> [Request]
The entries below should be output exactly as written.

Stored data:
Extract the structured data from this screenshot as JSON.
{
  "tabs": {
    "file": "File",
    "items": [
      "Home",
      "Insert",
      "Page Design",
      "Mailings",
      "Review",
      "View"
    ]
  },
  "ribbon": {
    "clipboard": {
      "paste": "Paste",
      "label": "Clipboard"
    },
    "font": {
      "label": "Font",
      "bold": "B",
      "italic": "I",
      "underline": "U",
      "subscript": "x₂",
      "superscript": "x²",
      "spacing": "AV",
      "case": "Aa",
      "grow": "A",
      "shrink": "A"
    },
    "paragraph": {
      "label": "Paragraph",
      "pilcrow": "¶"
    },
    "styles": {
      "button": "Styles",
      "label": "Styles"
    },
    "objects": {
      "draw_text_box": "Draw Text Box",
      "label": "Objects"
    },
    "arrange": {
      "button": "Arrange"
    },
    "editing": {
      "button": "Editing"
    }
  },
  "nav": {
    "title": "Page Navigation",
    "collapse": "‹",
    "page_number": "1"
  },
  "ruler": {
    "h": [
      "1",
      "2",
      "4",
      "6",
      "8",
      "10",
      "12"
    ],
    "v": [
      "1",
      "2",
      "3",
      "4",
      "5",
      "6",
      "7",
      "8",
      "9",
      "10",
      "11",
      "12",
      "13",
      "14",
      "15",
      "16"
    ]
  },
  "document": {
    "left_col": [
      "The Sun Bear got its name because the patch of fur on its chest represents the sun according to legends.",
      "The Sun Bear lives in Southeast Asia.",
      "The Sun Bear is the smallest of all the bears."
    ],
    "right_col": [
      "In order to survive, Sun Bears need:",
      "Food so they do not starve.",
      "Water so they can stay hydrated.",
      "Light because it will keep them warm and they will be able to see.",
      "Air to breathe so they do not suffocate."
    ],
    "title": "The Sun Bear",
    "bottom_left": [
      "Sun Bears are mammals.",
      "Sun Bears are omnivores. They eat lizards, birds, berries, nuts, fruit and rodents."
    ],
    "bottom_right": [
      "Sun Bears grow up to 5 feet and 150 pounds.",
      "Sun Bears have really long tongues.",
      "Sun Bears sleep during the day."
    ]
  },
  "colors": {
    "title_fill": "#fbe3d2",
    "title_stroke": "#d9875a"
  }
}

> [The reply]
Extract the structured data from this screenshot as JSON.
{
  "tabs": {
    "file": "File",
    "items": [
      "Home",
      "Insert",
      "Page Design",
      "Mailings",
      "Review",
      "View"
    ]
  },
  "ribbon": {
    "clipboard": {
      "paste": "Paste",
      "label": "Clipboard"
    },
    "font": {
      "label": "Font",
      "bold": "B",
      "italic": "I",
      "underline": "U",
      "subscript": "x₂",
      "superscript": "x²",
      "spacing": "AV",
      "case": "Aa",
      "grow": "A",
      "shrink": "A"
    },
    "paragraph": {
      "label": "Paragraph",
      "pilcrow": "¶"
    },
    "styles": {
      "button": "Styles",
      "label": "Styles"
    },
    "objects": {
      "draw_text_box": "Draw Text Box",
      "label": "Objects"
    },
    "arrange": {
      "button": "Arrange"
    },
    "editing": {
      "button": "Editing"
    }
  },
  "nav": {
    "title": "Page Navigation",
    "collapse": "‹",
    "page_number": "1"
  },
  "ruler": {
    "h": [
      "1",
      "2",
      "4",
      "6",
      "8",
      "10",
      "12"
    ],
    "v": [
      "1",
      "2",
      "3",
      "4",
      "5",
      "6",
      "7",
      "8",
      "9",
      "10",
      "11",
      "12",
      "13",
      "14",
      "15",
      "16"
    ]
  },
  "document": {
    "left_col": [
      "The Sun Bear got its name because the patch of fur on its chest represents the sun according to legends.",
      "The Sun Bear lives in Southeast Asia.",
      "The Sun Bear is the smallest of all the bears."
    ],
    "right_col": [
      "In order to survive, Sun Bears need:",
      "Food so they do not starve.",
      "Water so they can stay hydrated.",
      "Light because it will keep them warm and they will be able to see.",
      "Air to breathe so they do not suffocate."
    ],
    "title": "The Sun Bear",
    "bottom_left": [
      "Sun Bears are mammals.",
      "Sun Bears are omnivores. They eat lizards, birds, berries, nuts, fruit and rodents."
    ],
    "bottom_right": [
      "Sun Bears grow up to 5 feet and 150 pounds.",
      "Sun Bears have really long tongues.",
      "Sun Bears sleep during the day."
    ]
  },
  "colors": {
    "title_fill": "#fbe3d2",
    "title_stroke": "#d9875a"
  }
}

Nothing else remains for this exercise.